**Task goal**
Lines containing the string "color" are to be collected in full.

--- START ---

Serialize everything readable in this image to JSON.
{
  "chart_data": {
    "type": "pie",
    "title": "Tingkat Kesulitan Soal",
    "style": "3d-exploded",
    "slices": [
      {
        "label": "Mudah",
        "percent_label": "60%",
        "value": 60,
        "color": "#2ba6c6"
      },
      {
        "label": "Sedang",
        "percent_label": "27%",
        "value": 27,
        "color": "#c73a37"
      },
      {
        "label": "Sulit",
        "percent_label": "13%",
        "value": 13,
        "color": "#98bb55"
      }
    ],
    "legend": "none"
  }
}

--- END ---

**Written reply**
        "color": "#2ba6c6"
        "color": "#c73a37"
        "color": "#98bb55"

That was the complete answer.